▸ **MATERIAL SUPPLIED**
+-------+
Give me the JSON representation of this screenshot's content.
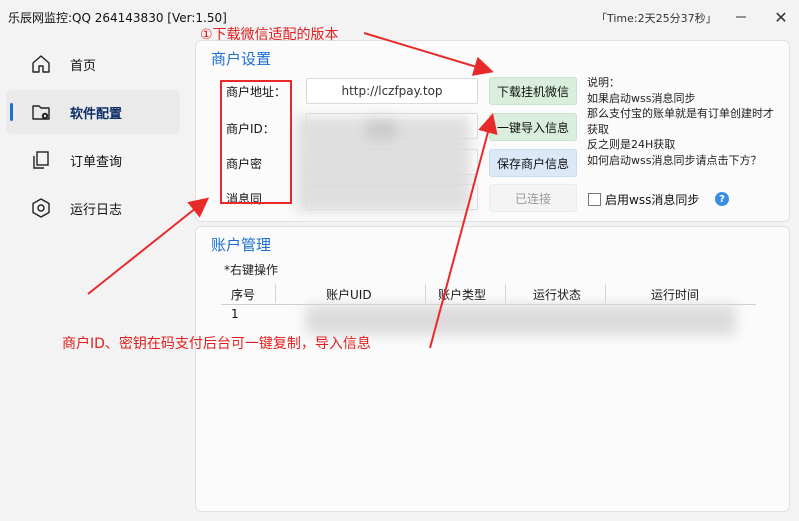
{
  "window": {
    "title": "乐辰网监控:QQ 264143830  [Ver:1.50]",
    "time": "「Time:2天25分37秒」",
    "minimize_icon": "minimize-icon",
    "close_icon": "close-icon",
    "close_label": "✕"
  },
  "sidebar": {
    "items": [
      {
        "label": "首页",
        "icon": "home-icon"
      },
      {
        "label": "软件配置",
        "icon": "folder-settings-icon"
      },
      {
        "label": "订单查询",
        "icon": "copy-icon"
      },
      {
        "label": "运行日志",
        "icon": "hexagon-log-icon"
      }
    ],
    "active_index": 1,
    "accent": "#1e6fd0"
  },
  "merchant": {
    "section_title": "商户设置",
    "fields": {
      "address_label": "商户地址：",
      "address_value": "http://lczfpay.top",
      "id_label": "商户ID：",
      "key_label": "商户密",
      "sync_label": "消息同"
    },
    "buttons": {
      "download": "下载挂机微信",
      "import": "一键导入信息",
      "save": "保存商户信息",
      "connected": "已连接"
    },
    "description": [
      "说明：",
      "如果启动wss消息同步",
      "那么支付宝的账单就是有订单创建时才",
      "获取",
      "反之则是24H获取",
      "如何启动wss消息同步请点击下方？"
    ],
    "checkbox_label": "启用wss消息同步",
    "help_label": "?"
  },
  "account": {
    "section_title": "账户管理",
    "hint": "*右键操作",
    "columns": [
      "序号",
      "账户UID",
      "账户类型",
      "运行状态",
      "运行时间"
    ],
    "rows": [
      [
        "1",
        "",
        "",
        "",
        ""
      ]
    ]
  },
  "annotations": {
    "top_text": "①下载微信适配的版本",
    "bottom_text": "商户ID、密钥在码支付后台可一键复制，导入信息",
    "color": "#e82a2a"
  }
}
+-------+
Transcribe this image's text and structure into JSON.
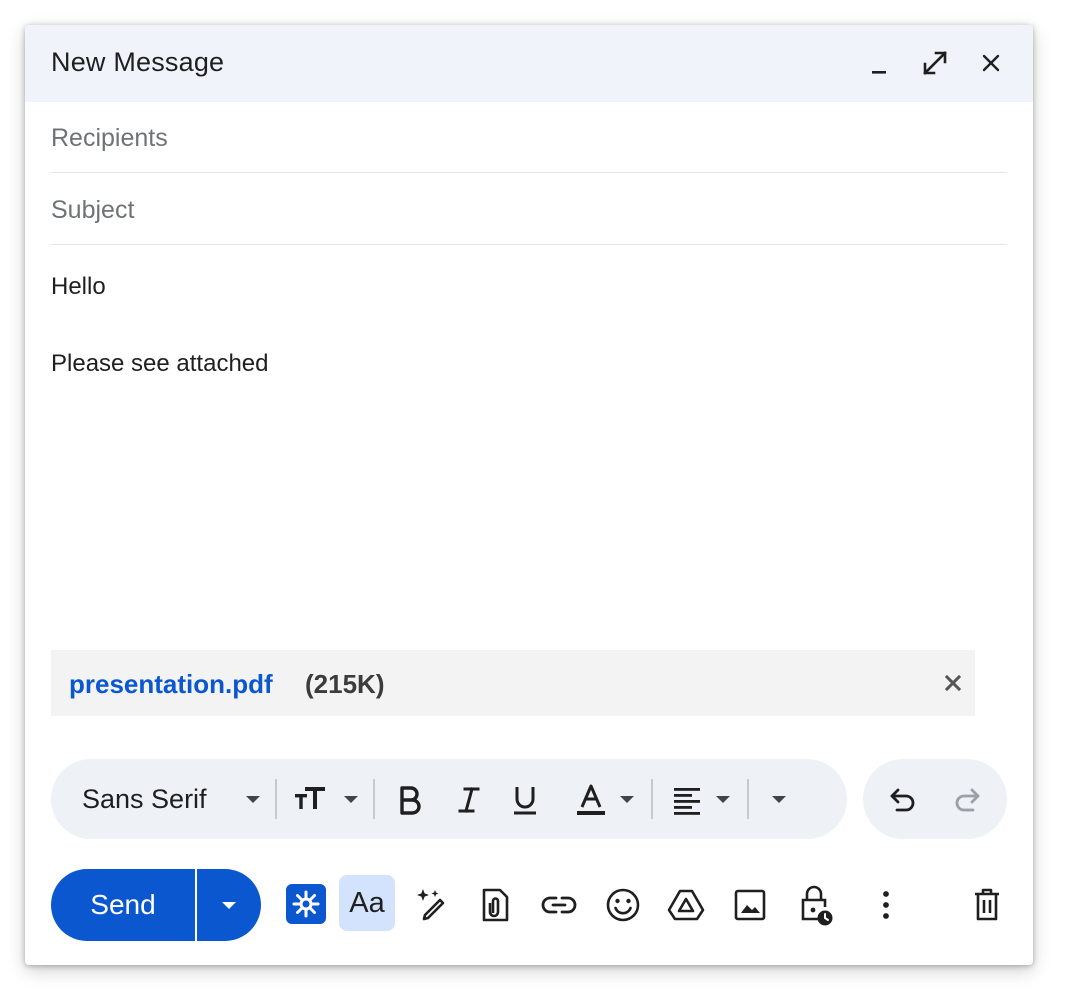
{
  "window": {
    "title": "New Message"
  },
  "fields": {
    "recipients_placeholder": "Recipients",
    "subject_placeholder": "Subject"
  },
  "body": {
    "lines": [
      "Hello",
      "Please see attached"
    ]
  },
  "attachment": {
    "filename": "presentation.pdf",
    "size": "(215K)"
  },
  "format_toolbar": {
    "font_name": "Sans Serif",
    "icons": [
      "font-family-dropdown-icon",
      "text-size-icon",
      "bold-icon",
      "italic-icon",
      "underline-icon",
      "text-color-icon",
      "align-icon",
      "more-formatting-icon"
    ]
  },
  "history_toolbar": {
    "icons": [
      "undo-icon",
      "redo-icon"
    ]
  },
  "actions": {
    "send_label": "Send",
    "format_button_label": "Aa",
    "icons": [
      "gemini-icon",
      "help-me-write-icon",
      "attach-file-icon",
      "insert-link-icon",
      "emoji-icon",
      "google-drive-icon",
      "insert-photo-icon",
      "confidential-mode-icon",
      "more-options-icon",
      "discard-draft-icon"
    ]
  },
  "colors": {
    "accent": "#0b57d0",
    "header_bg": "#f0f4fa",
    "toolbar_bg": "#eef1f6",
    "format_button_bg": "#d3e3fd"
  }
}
+-------+
Track down every line holding the string "this" and copy it.

Give me the JSON representation of this screenshot's content.
Transcribe this image's text and structure into JSON.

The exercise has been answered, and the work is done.